TO BE DONE – Work through the data line by line, gathering every line that has the word "structured".

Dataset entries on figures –

--- Begin ---

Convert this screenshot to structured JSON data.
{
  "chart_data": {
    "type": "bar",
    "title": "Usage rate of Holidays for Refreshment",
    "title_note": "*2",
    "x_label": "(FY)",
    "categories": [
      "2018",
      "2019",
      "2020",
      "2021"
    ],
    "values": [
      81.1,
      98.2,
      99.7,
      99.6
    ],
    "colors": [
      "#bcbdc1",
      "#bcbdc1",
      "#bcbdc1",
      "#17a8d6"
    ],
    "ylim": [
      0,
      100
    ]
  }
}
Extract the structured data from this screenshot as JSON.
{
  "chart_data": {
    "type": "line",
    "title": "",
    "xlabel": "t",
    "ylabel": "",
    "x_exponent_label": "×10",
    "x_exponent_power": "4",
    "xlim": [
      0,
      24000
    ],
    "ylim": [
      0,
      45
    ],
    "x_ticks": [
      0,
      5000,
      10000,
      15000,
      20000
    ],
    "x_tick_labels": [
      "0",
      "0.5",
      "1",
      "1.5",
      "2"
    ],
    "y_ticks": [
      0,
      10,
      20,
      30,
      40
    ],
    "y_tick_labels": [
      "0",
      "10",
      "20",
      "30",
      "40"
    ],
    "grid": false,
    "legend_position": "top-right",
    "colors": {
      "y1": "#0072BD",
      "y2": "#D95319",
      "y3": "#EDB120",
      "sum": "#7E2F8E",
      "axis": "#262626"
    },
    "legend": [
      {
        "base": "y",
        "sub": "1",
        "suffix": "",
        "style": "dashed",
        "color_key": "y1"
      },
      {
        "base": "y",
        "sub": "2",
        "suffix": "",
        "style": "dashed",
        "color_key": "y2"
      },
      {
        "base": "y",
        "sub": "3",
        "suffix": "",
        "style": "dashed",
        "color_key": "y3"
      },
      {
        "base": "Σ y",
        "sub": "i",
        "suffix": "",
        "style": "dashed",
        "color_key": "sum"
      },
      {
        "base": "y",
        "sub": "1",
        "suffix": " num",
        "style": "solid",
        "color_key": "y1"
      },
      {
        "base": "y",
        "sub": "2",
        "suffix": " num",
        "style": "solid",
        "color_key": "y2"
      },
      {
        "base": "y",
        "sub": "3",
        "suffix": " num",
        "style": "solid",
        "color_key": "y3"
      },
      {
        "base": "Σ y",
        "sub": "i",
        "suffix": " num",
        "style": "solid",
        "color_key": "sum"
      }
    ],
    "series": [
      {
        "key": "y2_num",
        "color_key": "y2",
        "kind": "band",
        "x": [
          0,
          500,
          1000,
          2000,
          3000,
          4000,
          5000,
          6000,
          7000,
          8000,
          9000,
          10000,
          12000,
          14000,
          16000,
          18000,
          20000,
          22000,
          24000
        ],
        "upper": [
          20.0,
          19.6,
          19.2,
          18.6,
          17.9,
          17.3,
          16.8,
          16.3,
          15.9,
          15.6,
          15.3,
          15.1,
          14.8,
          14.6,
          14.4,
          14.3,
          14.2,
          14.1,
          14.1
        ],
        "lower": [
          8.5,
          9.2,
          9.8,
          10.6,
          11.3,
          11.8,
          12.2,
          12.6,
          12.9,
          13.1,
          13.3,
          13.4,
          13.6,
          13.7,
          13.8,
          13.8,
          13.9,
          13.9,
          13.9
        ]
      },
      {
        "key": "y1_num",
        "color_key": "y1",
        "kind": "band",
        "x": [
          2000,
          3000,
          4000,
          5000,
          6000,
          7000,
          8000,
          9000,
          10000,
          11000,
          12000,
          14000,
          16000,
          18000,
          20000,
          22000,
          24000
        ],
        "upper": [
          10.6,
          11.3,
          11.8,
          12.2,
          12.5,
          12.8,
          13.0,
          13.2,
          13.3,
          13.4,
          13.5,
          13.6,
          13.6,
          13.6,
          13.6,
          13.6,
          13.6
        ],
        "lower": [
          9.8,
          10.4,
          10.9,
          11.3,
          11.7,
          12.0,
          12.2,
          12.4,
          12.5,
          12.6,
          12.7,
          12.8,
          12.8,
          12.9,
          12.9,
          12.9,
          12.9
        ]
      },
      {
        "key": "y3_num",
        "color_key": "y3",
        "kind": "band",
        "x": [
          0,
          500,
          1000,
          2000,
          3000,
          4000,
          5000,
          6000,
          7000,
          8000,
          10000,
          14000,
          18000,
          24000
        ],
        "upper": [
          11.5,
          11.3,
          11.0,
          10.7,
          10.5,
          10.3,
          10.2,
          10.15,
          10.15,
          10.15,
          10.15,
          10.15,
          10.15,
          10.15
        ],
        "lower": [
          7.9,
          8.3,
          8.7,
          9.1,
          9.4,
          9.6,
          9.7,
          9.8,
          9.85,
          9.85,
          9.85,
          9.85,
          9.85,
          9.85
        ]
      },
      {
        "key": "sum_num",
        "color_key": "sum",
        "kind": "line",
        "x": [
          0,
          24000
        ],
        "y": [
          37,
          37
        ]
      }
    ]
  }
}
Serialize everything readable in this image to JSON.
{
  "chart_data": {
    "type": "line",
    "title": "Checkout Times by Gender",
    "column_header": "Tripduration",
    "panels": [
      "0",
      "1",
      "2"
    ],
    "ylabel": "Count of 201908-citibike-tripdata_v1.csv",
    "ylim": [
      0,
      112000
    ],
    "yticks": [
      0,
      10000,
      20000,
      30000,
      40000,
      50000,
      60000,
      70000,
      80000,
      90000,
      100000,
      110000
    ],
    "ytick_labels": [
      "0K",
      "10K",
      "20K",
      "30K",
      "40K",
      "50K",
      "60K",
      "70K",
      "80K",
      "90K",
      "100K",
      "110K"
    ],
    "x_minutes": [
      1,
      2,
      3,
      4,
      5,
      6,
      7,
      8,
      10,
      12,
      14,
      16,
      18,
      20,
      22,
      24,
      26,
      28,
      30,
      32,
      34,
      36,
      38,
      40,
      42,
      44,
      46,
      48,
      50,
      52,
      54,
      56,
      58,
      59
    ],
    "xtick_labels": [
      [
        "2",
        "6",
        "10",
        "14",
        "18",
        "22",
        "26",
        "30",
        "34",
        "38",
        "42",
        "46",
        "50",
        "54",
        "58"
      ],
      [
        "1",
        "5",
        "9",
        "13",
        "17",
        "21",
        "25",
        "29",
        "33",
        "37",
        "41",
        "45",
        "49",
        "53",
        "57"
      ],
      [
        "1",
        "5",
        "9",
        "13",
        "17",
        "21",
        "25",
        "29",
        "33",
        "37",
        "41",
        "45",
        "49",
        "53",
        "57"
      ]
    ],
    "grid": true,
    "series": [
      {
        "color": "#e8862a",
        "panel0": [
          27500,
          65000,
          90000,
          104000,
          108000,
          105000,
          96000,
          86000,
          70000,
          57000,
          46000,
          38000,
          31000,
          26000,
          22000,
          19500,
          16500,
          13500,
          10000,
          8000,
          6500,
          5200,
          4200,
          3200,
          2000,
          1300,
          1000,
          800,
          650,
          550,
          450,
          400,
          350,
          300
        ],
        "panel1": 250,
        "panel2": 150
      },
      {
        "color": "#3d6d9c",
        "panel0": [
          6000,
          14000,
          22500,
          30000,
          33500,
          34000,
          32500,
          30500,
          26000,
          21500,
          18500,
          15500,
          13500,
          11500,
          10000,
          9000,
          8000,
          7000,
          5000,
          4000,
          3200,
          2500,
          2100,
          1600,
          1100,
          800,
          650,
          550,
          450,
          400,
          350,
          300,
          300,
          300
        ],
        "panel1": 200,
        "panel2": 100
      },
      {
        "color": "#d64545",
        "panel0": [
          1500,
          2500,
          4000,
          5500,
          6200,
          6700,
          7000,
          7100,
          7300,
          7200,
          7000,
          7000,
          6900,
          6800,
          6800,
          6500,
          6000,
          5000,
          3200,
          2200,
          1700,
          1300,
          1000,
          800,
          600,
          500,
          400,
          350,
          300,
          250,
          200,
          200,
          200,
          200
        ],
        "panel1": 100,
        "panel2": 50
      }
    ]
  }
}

--- End ---

SOLVED EXERCISE –
Convert this screenshot to structured JSON data.
Extract the structured data from this screenshot as JSON.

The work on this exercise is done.